**DATA FOR THE TASK**

= = =

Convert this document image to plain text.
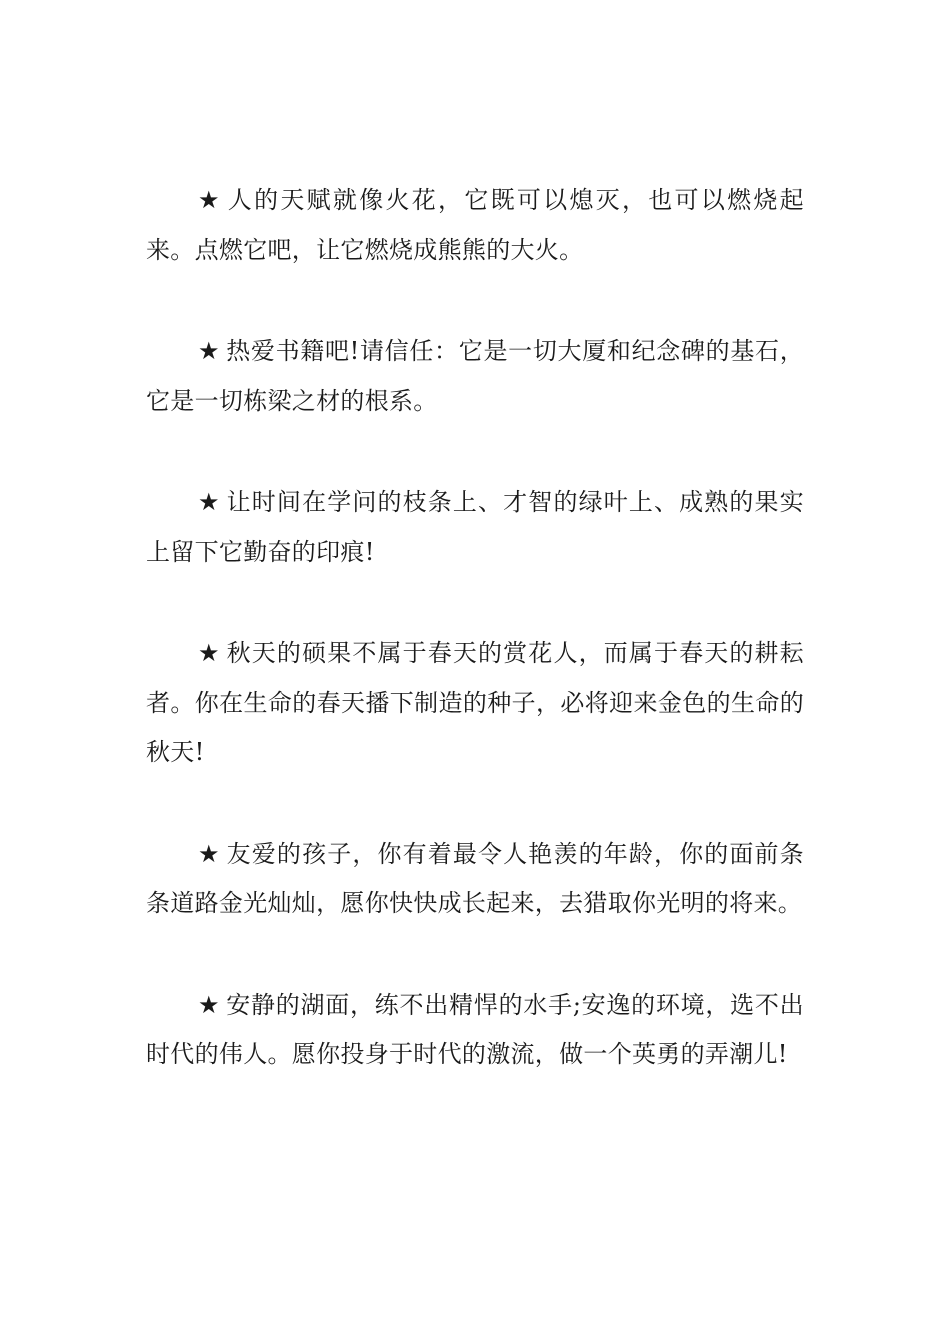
★ 人的天赋就像火花，它既可以熄灭，也可以燃烧起来。点燃它吧，让它燃烧成熊熊的大火。

★ 热爱书籍吧!请信任：它是一切大厦和纪念碑的基石，它是一切栋梁之材的根系。

★ 让时间在学问的枝条上、才智的绿叶上、成熟的果实上留下它勤奋的印痕!

★ 秋天的硕果不属于春天的赏花人，而属于春天的耕耘者。你在生命的春天播下制造的种子，必将迎来金色的生命的秋天!

★ 友爱的孩子，你有着最令人艳羡的年龄，你的面前条条道路金光灿灿，愿你快快成长起来，去猎取你光明的将来。

★ 安静的湖面，练不出精悍的水手;安逸的环境，选不出时代的伟人。愿你投身于时代的激流，做一个英勇的弄潮儿!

= = =

**WORK TO DO**
Copy out each line exactly, without the pictures.

**RIGHT ANSWER**
Convert this document image to plain text.
★ 人的天赋就像火花，它既可以熄灭，也可以燃烧起来。点燃它吧，让它燃烧成熊熊的大火。

★ 热爱书籍吧!请信任：它是一切大厦和纪念碑的基石，它是一切栋梁之材的根系。

★ 让时间在学问的枝条上、才智的绿叶上、成熟的果实上留下它勤奋的印痕!

★ 秋天的硕果不属于春天的赏花人，而属于春天的耕耘者。你在生命的春天播下制造的种子，必将迎来金色的生命的秋天!

★ 友爱的孩子，你有着最令人艳羡的年龄，你的面前条条道路金光灿灿，愿你快快成长起来，去猎取你光明的将来。

★ 安静的湖面，练不出精悍的水手;安逸的环境，选不出时代的伟人。愿你投身于时代的激流，做一个英勇的弄潮儿!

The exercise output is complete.